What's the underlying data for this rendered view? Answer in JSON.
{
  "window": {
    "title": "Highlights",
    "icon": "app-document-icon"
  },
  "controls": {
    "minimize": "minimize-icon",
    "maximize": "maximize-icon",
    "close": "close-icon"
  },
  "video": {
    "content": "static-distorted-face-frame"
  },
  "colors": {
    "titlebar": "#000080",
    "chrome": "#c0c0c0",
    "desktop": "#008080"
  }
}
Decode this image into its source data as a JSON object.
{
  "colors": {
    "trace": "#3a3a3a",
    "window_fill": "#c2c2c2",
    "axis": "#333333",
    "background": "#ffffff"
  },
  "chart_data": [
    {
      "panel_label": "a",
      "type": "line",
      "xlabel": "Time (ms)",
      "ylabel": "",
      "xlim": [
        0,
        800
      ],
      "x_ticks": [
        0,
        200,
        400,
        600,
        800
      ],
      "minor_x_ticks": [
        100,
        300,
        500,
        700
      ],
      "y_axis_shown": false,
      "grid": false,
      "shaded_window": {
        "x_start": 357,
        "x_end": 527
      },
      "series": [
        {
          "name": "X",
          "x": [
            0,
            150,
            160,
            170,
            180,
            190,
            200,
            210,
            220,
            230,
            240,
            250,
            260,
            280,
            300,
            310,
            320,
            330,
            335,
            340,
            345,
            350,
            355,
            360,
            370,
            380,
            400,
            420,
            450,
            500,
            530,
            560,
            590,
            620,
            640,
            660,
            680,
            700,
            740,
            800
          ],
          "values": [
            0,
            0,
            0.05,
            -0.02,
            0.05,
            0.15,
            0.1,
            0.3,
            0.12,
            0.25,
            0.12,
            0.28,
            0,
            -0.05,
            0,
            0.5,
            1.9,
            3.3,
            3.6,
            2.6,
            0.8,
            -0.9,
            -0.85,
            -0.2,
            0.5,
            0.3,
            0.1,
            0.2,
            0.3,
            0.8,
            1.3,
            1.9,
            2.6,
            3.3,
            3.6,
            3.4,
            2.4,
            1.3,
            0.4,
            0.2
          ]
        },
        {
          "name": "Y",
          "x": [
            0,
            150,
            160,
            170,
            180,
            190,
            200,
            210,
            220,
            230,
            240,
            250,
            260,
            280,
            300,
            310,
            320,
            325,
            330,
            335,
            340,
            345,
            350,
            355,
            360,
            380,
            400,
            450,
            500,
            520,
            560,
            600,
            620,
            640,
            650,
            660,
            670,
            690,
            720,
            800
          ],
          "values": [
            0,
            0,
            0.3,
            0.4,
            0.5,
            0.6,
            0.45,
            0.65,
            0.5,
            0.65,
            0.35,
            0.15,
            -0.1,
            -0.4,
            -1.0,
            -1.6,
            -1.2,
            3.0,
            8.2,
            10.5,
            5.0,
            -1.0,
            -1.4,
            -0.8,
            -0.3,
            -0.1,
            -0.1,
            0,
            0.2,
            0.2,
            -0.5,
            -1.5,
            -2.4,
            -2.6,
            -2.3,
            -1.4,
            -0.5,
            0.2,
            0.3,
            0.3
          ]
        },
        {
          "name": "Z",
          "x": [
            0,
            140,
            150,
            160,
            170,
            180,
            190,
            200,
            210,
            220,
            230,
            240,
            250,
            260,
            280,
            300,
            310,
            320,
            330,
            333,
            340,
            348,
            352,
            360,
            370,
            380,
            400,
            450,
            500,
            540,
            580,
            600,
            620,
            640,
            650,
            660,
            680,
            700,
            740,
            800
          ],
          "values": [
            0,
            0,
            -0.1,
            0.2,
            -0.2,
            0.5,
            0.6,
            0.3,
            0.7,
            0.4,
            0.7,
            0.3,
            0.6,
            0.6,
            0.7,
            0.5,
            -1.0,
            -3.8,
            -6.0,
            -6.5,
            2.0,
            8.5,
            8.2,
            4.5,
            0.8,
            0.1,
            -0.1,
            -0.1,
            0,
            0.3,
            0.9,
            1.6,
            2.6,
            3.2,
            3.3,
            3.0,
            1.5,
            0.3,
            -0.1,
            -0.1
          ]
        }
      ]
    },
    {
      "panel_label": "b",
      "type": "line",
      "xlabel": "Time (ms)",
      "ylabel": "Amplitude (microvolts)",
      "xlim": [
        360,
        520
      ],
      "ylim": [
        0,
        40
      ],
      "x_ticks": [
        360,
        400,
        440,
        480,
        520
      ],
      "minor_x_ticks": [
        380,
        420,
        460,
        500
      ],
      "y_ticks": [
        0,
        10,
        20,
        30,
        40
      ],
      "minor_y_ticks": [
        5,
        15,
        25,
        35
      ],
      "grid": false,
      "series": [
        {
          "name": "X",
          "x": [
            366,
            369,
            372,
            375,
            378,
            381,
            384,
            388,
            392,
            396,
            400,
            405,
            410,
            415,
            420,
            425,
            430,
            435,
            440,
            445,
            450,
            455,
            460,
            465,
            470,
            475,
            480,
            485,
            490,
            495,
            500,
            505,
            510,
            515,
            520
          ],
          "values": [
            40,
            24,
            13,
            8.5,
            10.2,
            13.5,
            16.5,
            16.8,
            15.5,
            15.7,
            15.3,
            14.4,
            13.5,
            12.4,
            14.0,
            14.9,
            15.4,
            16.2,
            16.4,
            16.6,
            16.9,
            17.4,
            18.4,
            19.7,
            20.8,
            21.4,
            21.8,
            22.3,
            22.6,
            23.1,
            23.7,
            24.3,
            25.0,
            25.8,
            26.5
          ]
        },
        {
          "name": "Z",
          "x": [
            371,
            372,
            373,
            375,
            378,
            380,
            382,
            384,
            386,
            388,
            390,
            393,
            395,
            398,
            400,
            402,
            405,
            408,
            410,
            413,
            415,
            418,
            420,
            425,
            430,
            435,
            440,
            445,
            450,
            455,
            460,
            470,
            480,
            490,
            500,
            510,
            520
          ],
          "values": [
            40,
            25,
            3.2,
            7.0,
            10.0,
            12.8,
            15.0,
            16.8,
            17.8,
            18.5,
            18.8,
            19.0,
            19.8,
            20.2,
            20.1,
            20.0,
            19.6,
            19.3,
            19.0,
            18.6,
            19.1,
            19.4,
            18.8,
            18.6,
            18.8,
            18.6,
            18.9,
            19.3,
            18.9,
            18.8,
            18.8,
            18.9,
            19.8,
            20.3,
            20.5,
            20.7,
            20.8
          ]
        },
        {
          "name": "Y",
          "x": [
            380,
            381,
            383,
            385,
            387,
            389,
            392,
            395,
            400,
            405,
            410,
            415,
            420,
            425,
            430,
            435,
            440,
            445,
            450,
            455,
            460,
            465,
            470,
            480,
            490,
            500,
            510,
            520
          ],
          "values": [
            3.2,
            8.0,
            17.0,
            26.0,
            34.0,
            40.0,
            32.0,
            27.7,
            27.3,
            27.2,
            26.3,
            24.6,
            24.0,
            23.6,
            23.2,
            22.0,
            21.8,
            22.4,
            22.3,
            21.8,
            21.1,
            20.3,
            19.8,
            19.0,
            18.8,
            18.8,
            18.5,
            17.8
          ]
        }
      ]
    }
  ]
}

• [What you have to do] Show each line in the entries that holds the string "JSON".

• [The result]
What's the underlying data for this rendered view? Answer in JSON.
Decode this image into its source data as a JSON object.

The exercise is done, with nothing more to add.